Job: Pull every line of the entries that has the word "title".

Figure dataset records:
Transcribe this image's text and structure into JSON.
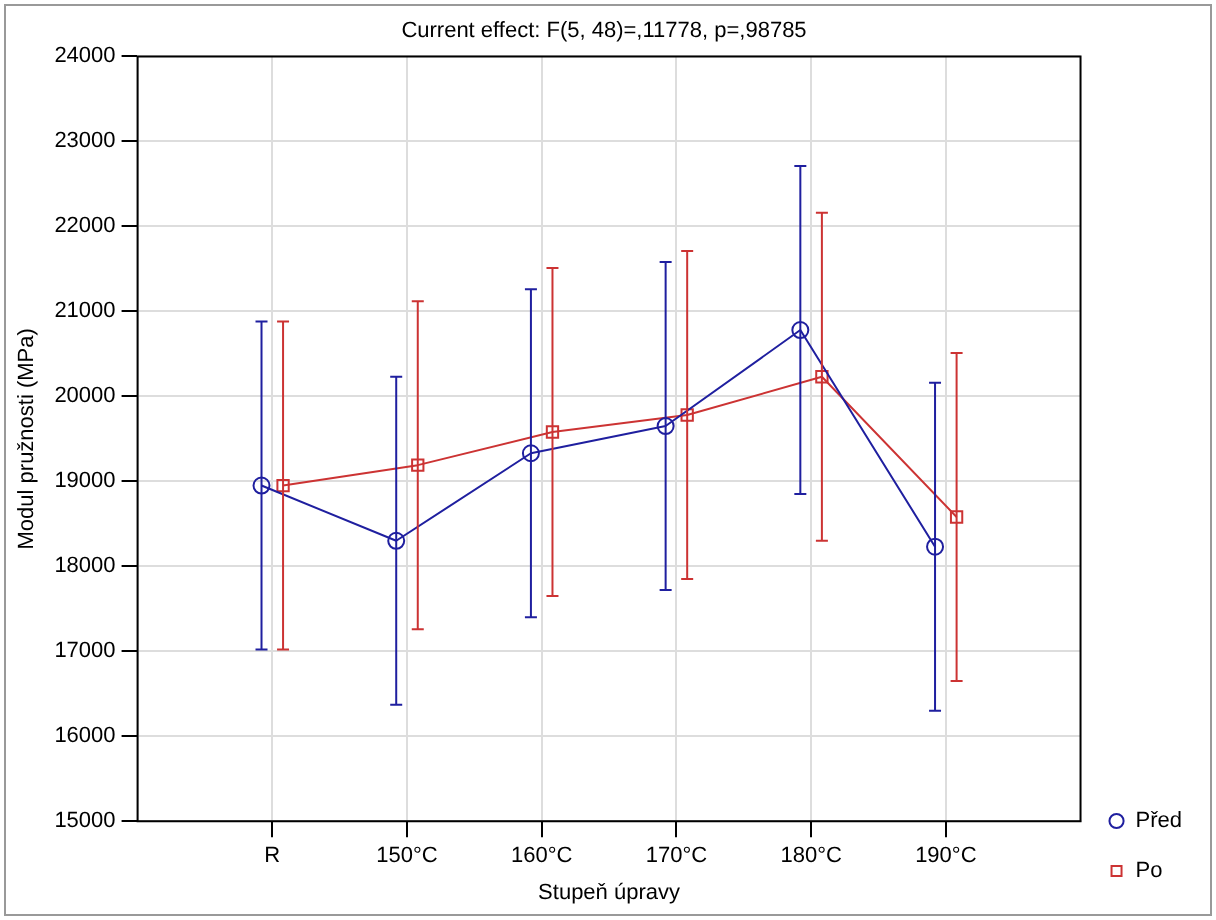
{
  "chart_data": {
    "type": "line",
    "title": "Current effect: F(5, 48)=,11778, p=,98785",
    "xlabel": "Stupeň úpravy",
    "ylabel": "Modul pružnosti (MPa)",
    "categories": [
      "R",
      "150°C",
      "160°C",
      "170°C",
      "180°C",
      "190°C"
    ],
    "series": [
      {
        "name": "Před",
        "color": "#1f1f9f",
        "values": [
          18950,
          18300,
          19330,
          19650,
          20780,
          18230
        ],
        "errors": [
          1930,
          1930,
          1930,
          1930,
          1930,
          1930
        ],
        "marker": "circle"
      },
      {
        "name": "Po",
        "color": "#cc3333",
        "values": [
          18950,
          19190,
          19580,
          19780,
          20230,
          18580
        ],
        "errors": [
          1930,
          1930,
          1930,
          1930,
          1930,
          1930
        ],
        "marker": "square"
      }
    ],
    "ylim": [
      15000,
      24000
    ],
    "yticks": [
      15000,
      16000,
      17000,
      18000,
      19000,
      20000,
      21000,
      22000,
      23000,
      24000
    ],
    "grid": true,
    "legend": "bottom right",
    "line_style": "solid"
  }
}
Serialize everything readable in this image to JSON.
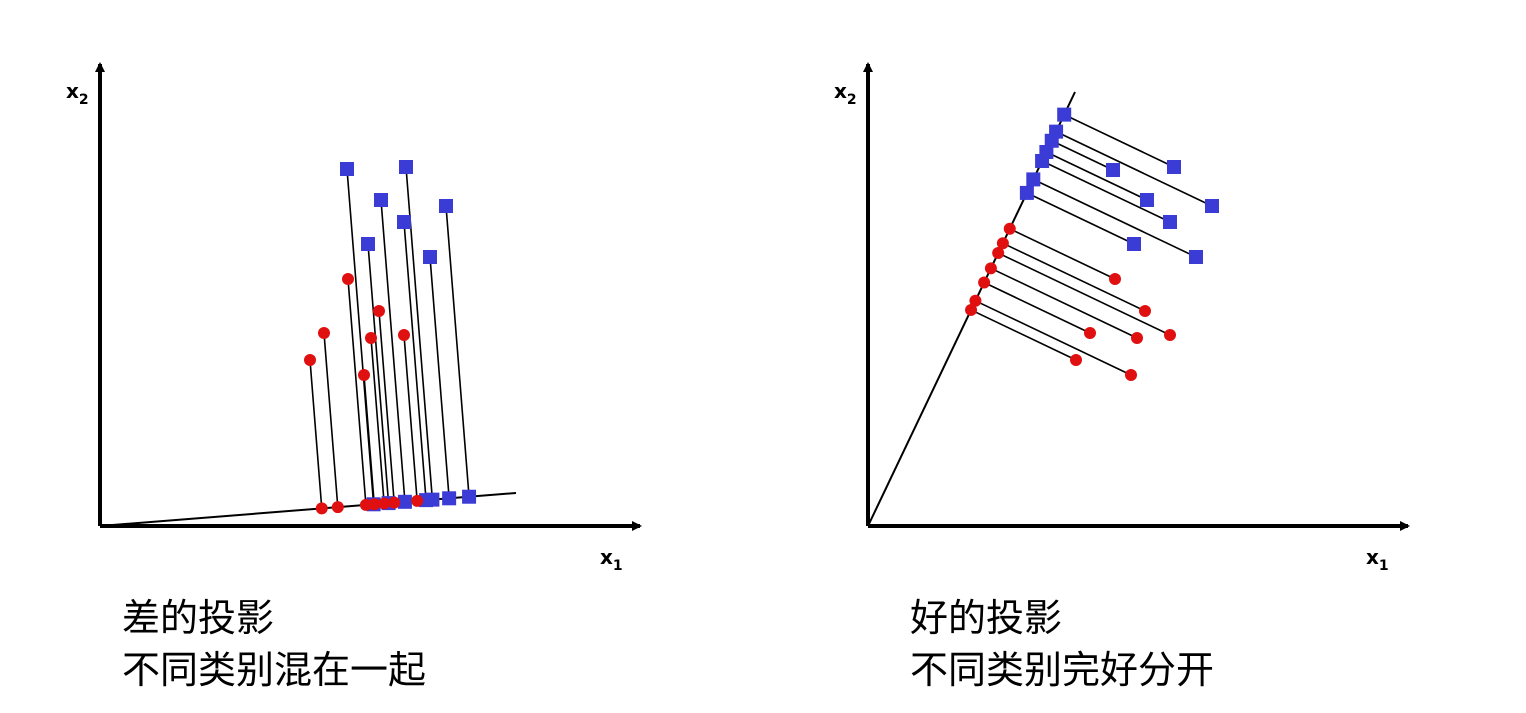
{
  "colors": {
    "class_a": "#3b3bd6",
    "class_b": "#e01010",
    "lines": "#000000"
  },
  "panels": [
    {
      "id": "bad",
      "x_label": "x",
      "x_sub": "1",
      "y_label": "x",
      "y_sub": "2",
      "caption_line1": "差的投影",
      "caption_line2": "不同类别混在一起"
    },
    {
      "id": "good",
      "x_label": "x",
      "x_sub": "1",
      "y_label": "x",
      "y_sub": "2",
      "caption_line1": "好的投影",
      "caption_line2": "不同类别完好分开"
    }
  ]
}
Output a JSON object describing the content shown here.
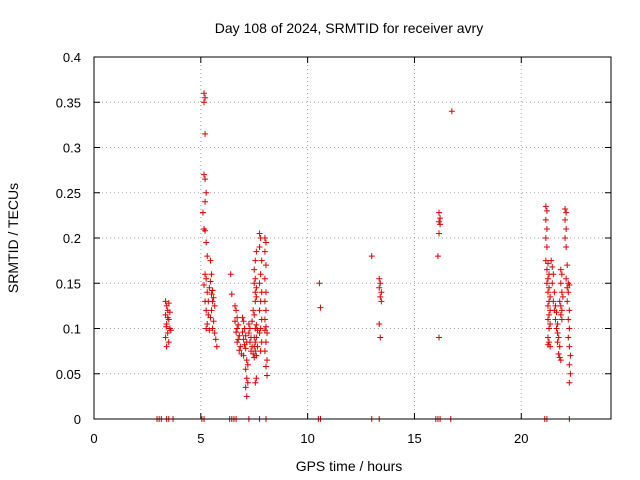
{
  "chart_data": {
    "type": "scatter",
    "title": "Day 108 of 2024, SRMTID for receiver avry",
    "xlabel": "GPS time / hours",
    "ylabel": "SRMTID / TECUs",
    "xlim": [
      0,
      24.2
    ],
    "ylim": [
      0,
      0.4
    ],
    "xticks": [
      0,
      5,
      10,
      15,
      20
    ],
    "xtick_labels": [
      "0",
      "5",
      "10",
      "15",
      "20"
    ],
    "yticks": [
      0,
      0.05,
      0.1,
      0.15,
      0.2,
      0.25,
      0.3,
      0.35,
      0.4
    ],
    "ytick_labels": [
      "0",
      "0.05",
      "0.1",
      "0.15",
      "0.2",
      "0.25",
      "0.3",
      "0.35",
      "0.4"
    ],
    "grid": true,
    "marker": "+",
    "color": "#dd0000",
    "series": [
      {
        "name": "SRMTID",
        "points": [
          [
            2.95,
            0
          ],
          [
            3.05,
            0
          ],
          [
            3.15,
            0
          ],
          [
            3.4,
            0
          ],
          [
            3.5,
            0
          ],
          [
            3.7,
            0
          ],
          [
            5.05,
            0
          ],
          [
            5.15,
            0
          ],
          [
            6.35,
            0
          ],
          [
            6.45,
            0
          ],
          [
            6.55,
            0
          ],
          [
            6.65,
            0
          ],
          [
            7.25,
            0
          ],
          [
            7.75,
            0
          ],
          [
            8.05,
            0
          ],
          [
            10.5,
            0
          ],
          [
            10.6,
            0
          ],
          [
            13.0,
            0
          ],
          [
            13.35,
            0
          ],
          [
            16.0,
            0
          ],
          [
            16.1,
            0
          ],
          [
            16.2,
            0
          ],
          [
            16.7,
            0
          ],
          [
            21.1,
            0
          ],
          [
            21.2,
            0
          ],
          [
            22.25,
            0
          ],
          [
            3.35,
            0.13
          ],
          [
            3.4,
            0.125
          ],
          [
            3.45,
            0.12
          ],
          [
            3.35,
            0.115
          ],
          [
            3.5,
            0.11
          ],
          [
            3.4,
            0.105
          ],
          [
            3.55,
            0.1
          ],
          [
            3.45,
            0.095
          ],
          [
            3.35,
            0.09
          ],
          [
            3.5,
            0.085
          ],
          [
            3.4,
            0.08
          ],
          [
            3.55,
            0.118
          ],
          [
            3.45,
            0.112
          ],
          [
            3.6,
            0.098
          ],
          [
            3.5,
            0.128
          ],
          [
            3.38,
            0.102
          ],
          [
            5.15,
            0.36
          ],
          [
            5.2,
            0.355
          ],
          [
            5.15,
            0.35
          ],
          [
            5.2,
            0.315
          ],
          [
            5.15,
            0.27
          ],
          [
            5.2,
            0.265
          ],
          [
            5.25,
            0.25
          ],
          [
            5.2,
            0.24
          ],
          [
            5.1,
            0.228
          ],
          [
            5.15,
            0.21
          ],
          [
            5.2,
            0.208
          ],
          [
            5.25,
            0.195
          ],
          [
            5.3,
            0.18
          ],
          [
            5.2,
            0.16
          ],
          [
            5.25,
            0.155
          ],
          [
            5.15,
            0.148
          ],
          [
            5.3,
            0.14
          ],
          [
            5.2,
            0.13
          ],
          [
            5.25,
            0.12
          ],
          [
            5.35,
            0.115
          ],
          [
            5.3,
            0.105
          ],
          [
            5.25,
            0.1
          ],
          [
            5.4,
            0.098
          ],
          [
            5.45,
            0.175
          ],
          [
            5.5,
            0.16
          ],
          [
            5.45,
            0.152
          ],
          [
            5.55,
            0.142
          ],
          [
            5.5,
            0.138
          ],
          [
            5.6,
            0.134
          ],
          [
            5.55,
            0.13
          ],
          [
            5.65,
            0.125
          ],
          [
            5.5,
            0.12
          ],
          [
            5.45,
            0.112
          ],
          [
            5.6,
            0.108
          ],
          [
            5.55,
            0.1
          ],
          [
            5.65,
            0.095
          ],
          [
            5.7,
            0.088
          ],
          [
            5.75,
            0.08
          ],
          [
            5.35,
            0.13
          ],
          [
            5.4,
            0.145
          ],
          [
            6.4,
            0.16
          ],
          [
            6.45,
            0.138
          ],
          [
            6.6,
            0.125
          ],
          [
            6.65,
            0.12
          ],
          [
            6.7,
            0.112
          ],
          [
            6.6,
            0.108
          ],
          [
            6.75,
            0.104
          ],
          [
            6.7,
            0.1
          ],
          [
            6.65,
            0.096
          ],
          [
            6.8,
            0.092
          ],
          [
            6.75,
            0.088
          ],
          [
            6.7,
            0.085
          ],
          [
            6.85,
            0.08
          ],
          [
            6.8,
            0.076
          ],
          [
            6.9,
            0.072
          ],
          [
            6.95,
            0.112
          ],
          [
            7.0,
            0.108
          ],
          [
            7.05,
            0.1
          ],
          [
            6.95,
            0.096
          ],
          [
            7.1,
            0.092
          ],
          [
            7.0,
            0.088
          ],
          [
            7.15,
            0.085
          ],
          [
            7.05,
            0.082
          ],
          [
            7.1,
            0.078
          ],
          [
            7.0,
            0.07
          ],
          [
            7.15,
            0.065
          ],
          [
            7.2,
            0.06
          ],
          [
            7.1,
            0.055
          ],
          [
            7.15,
            0.045
          ],
          [
            7.2,
            0.04
          ],
          [
            7.1,
            0.035
          ],
          [
            7.15,
            0.025
          ],
          [
            7.25,
            0.105
          ],
          [
            7.3,
            0.1
          ],
          [
            7.25,
            0.095
          ],
          [
            7.35,
            0.09
          ],
          [
            7.3,
            0.085
          ],
          [
            7.4,
            0.08
          ],
          [
            7.35,
            0.075
          ],
          [
            7.45,
            0.072
          ],
          [
            7.4,
            0.108
          ],
          [
            7.5,
            0.115
          ],
          [
            7.45,
            0.12
          ],
          [
            7.5,
            0.09
          ],
          [
            7.55,
            0.085
          ],
          [
            7.5,
            0.08
          ],
          [
            7.55,
            0.075
          ],
          [
            7.5,
            0.068
          ],
          [
            7.6,
            0.07
          ],
          [
            7.55,
            0.13
          ],
          [
            7.6,
            0.135
          ],
          [
            7.55,
            0.14
          ],
          [
            7.6,
            0.145
          ],
          [
            7.5,
            0.15
          ],
          [
            7.55,
            0.155
          ],
          [
            7.5,
            0.165
          ],
          [
            7.55,
            0.175
          ],
          [
            7.6,
            0.185
          ],
          [
            7.55,
            0.1
          ],
          [
            7.6,
            0.104
          ],
          [
            7.65,
            0.098
          ],
          [
            7.6,
            0.09
          ],
          [
            7.65,
            0.08
          ],
          [
            7.6,
            0.045
          ],
          [
            7.55,
            0.04
          ],
          [
            7.75,
            0.205
          ],
          [
            7.8,
            0.2
          ],
          [
            7.75,
            0.19
          ],
          [
            7.85,
            0.175
          ],
          [
            7.8,
            0.16
          ],
          [
            7.75,
            0.15
          ],
          [
            7.85,
            0.14
          ],
          [
            7.8,
            0.13
          ],
          [
            7.75,
            0.12
          ],
          [
            7.85,
            0.11
          ],
          [
            7.8,
            0.1
          ],
          [
            7.75,
            0.095
          ],
          [
            7.85,
            0.085
          ],
          [
            7.8,
            0.075
          ],
          [
            8.0,
            0.2
          ],
          [
            8.05,
            0.195
          ],
          [
            8.0,
            0.185
          ],
          [
            8.05,
            0.17
          ],
          [
            8.0,
            0.155
          ],
          [
            8.05,
            0.14
          ],
          [
            8.0,
            0.13
          ],
          [
            8.05,
            0.12
          ],
          [
            8.0,
            0.11
          ],
          [
            8.05,
            0.102
          ],
          [
            8.0,
            0.098
          ],
          [
            8.1,
            0.095
          ],
          [
            8.05,
            0.085
          ],
          [
            8.0,
            0.075
          ],
          [
            8.1,
            0.065
          ],
          [
            8.05,
            0.058
          ],
          [
            8.1,
            0.048
          ],
          [
            10.55,
            0.15
          ],
          [
            10.6,
            0.123
          ],
          [
            13.0,
            0.18
          ],
          [
            13.35,
            0.155
          ],
          [
            13.4,
            0.15
          ],
          [
            13.35,
            0.145
          ],
          [
            13.45,
            0.14
          ],
          [
            13.4,
            0.135
          ],
          [
            13.45,
            0.13
          ],
          [
            13.35,
            0.105
          ],
          [
            13.4,
            0.09
          ],
          [
            16.15,
            0.228
          ],
          [
            16.2,
            0.222
          ],
          [
            16.15,
            0.218
          ],
          [
            16.2,
            0.215
          ],
          [
            16.15,
            0.205
          ],
          [
            16.1,
            0.18
          ],
          [
            16.15,
            0.09
          ],
          [
            16.75,
            0.34
          ],
          [
            21.15,
            0.235
          ],
          [
            21.2,
            0.23
          ],
          [
            21.15,
            0.22
          ],
          [
            21.2,
            0.21
          ],
          [
            21.15,
            0.2
          ],
          [
            21.2,
            0.19
          ],
          [
            21.15,
            0.175
          ],
          [
            21.25,
            0.172
          ],
          [
            21.2,
            0.165
          ],
          [
            21.3,
            0.16
          ],
          [
            21.25,
            0.155
          ],
          [
            21.2,
            0.15
          ],
          [
            21.3,
            0.145
          ],
          [
            21.25,
            0.14
          ],
          [
            21.35,
            0.135
          ],
          [
            21.3,
            0.13
          ],
          [
            21.25,
            0.125
          ],
          [
            21.35,
            0.12
          ],
          [
            21.3,
            0.115
          ],
          [
            21.25,
            0.11
          ],
          [
            21.35,
            0.105
          ],
          [
            21.3,
            0.1
          ],
          [
            21.25,
            0.09
          ],
          [
            21.3,
            0.085
          ],
          [
            21.25,
            0.082
          ],
          [
            21.35,
            0.08
          ],
          [
            21.4,
            0.175
          ],
          [
            21.45,
            0.168
          ],
          [
            21.5,
            0.16
          ],
          [
            21.45,
            0.15
          ],
          [
            21.55,
            0.14
          ],
          [
            21.5,
            0.13
          ],
          [
            21.6,
            0.125
          ],
          [
            21.55,
            0.12
          ],
          [
            21.65,
            0.118
          ],
          [
            21.6,
            0.11
          ],
          [
            21.7,
            0.105
          ],
          [
            21.65,
            0.1
          ],
          [
            21.7,
            0.095
          ],
          [
            21.75,
            0.09
          ],
          [
            21.7,
            0.085
          ],
          [
            21.8,
            0.08
          ],
          [
            21.75,
            0.072
          ],
          [
            21.8,
            0.068
          ],
          [
            21.85,
            0.065
          ],
          [
            21.8,
            0.13
          ],
          [
            21.85,
            0.125
          ],
          [
            21.9,
            0.12
          ],
          [
            21.85,
            0.115
          ],
          [
            21.9,
            0.11
          ],
          [
            21.95,
            0.135
          ],
          [
            21.9,
            0.14
          ],
          [
            21.85,
            0.15
          ],
          [
            21.9,
            0.16
          ],
          [
            21.85,
            0.165
          ],
          [
            22.05,
            0.232
          ],
          [
            22.1,
            0.228
          ],
          [
            22.05,
            0.22
          ],
          [
            22.1,
            0.21
          ],
          [
            22.05,
            0.2
          ],
          [
            22.1,
            0.19
          ],
          [
            22.15,
            0.17
          ],
          [
            22.1,
            0.155
          ],
          [
            22.2,
            0.15
          ],
          [
            22.15,
            0.145
          ],
          [
            22.25,
            0.148
          ],
          [
            22.2,
            0.14
          ],
          [
            22.15,
            0.13
          ],
          [
            22.25,
            0.12
          ],
          [
            22.2,
            0.11
          ],
          [
            22.25,
            0.1
          ],
          [
            22.2,
            0.09
          ],
          [
            22.25,
            0.08
          ],
          [
            22.3,
            0.07
          ],
          [
            22.25,
            0.06
          ],
          [
            22.3,
            0.05
          ],
          [
            22.25,
            0.04
          ]
        ]
      }
    ]
  }
}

Final result:
    "title": "Current effect: F(5, 48)=,11778, p=,98785",
    "title": "Day 108 of 2024, SRMTID for receiver avry",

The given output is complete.